>> Start SUPPLIED RECORDS

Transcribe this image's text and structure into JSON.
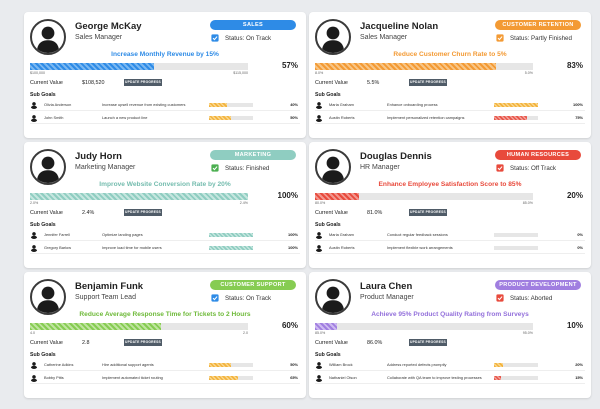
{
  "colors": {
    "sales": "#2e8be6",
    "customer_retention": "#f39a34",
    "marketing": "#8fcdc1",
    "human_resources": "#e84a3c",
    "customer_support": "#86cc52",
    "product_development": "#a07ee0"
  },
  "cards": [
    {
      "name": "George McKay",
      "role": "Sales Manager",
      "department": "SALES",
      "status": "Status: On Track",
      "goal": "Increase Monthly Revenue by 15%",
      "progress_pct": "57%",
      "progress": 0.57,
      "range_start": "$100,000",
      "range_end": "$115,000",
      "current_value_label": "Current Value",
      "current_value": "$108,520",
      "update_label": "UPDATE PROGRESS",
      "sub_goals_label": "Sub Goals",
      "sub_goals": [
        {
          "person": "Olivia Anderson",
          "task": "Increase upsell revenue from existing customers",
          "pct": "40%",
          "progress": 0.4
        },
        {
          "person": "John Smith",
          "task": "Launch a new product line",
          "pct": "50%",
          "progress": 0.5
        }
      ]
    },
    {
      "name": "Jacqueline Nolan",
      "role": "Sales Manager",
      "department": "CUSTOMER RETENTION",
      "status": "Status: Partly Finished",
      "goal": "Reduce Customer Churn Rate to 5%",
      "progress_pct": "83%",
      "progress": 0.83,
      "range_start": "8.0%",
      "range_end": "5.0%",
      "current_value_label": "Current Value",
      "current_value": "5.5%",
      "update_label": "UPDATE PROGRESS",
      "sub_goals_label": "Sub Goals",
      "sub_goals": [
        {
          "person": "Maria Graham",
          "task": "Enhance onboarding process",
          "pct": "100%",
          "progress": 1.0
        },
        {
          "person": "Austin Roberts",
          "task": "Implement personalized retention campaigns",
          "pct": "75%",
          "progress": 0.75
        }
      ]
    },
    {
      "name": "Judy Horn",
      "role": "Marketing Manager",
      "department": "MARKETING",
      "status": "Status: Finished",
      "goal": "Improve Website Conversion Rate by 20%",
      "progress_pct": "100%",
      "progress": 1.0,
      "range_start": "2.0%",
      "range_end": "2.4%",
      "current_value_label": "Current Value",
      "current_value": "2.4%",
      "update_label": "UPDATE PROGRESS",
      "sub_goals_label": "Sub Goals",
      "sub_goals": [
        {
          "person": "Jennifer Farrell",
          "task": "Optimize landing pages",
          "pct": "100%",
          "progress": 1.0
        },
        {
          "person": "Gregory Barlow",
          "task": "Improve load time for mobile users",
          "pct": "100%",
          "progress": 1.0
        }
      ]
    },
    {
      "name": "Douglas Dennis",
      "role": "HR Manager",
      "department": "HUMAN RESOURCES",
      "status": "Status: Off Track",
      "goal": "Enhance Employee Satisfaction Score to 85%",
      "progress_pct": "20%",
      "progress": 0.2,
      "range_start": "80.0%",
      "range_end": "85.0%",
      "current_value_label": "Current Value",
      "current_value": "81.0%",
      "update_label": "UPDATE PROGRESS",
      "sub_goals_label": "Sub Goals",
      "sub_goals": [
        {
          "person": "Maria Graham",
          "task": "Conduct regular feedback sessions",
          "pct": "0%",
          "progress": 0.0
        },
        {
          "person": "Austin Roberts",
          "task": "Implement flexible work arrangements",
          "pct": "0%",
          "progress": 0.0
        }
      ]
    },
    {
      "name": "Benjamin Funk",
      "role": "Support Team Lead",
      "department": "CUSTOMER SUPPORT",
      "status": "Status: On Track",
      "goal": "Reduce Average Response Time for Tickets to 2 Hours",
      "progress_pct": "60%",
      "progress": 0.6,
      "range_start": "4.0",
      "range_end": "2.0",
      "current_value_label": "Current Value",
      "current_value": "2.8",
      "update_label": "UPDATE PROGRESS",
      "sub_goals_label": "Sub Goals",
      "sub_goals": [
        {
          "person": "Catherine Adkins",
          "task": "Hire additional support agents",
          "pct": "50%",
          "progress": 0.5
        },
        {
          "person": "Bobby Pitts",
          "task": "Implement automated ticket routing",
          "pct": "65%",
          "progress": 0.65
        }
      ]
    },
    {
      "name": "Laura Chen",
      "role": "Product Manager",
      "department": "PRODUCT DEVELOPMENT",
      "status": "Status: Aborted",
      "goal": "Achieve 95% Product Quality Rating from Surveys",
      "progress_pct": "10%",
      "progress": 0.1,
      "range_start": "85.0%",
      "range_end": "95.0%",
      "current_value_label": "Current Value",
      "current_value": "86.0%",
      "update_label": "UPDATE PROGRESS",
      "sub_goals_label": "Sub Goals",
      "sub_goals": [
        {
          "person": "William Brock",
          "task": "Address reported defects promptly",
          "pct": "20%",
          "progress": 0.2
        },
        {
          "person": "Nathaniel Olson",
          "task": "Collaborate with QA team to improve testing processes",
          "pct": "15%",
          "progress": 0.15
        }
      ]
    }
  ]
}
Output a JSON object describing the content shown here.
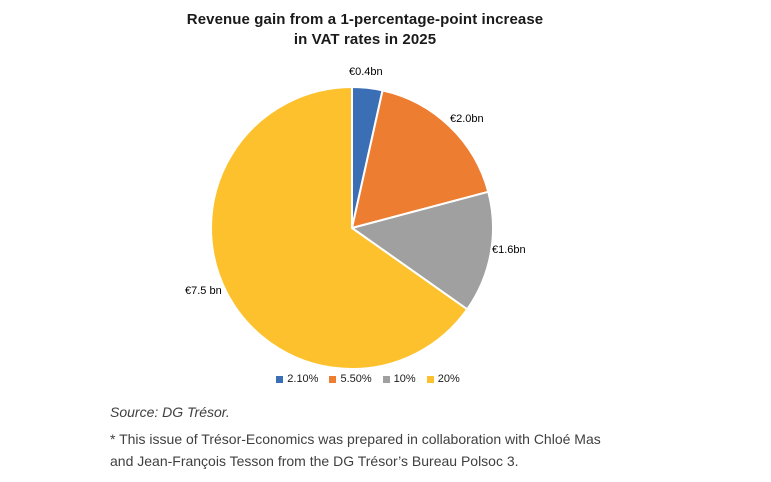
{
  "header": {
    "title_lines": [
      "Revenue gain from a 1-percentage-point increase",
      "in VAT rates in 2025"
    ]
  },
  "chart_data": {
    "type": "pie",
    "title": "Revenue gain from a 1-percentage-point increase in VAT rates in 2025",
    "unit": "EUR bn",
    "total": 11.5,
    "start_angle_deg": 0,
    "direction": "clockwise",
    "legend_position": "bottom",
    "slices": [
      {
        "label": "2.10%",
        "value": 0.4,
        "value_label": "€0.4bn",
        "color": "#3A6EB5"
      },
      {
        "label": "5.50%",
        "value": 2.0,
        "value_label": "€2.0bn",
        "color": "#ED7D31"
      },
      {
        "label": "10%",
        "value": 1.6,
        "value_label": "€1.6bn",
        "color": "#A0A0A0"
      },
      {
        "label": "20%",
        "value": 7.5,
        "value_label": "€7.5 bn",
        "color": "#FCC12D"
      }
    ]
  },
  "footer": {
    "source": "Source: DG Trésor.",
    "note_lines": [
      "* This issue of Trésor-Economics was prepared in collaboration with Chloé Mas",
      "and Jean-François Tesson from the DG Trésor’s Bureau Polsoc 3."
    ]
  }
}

>> End SUPPLIED RECORDS

Pick out the lines above that hold the string "percentage" and show them.

## RESULT OF THIS EXERCISE
      "Revenue gain from a 1-percentage-point increase",
    "title": "Revenue gain from a 1-percentage-point increase in VAT rates in 2025",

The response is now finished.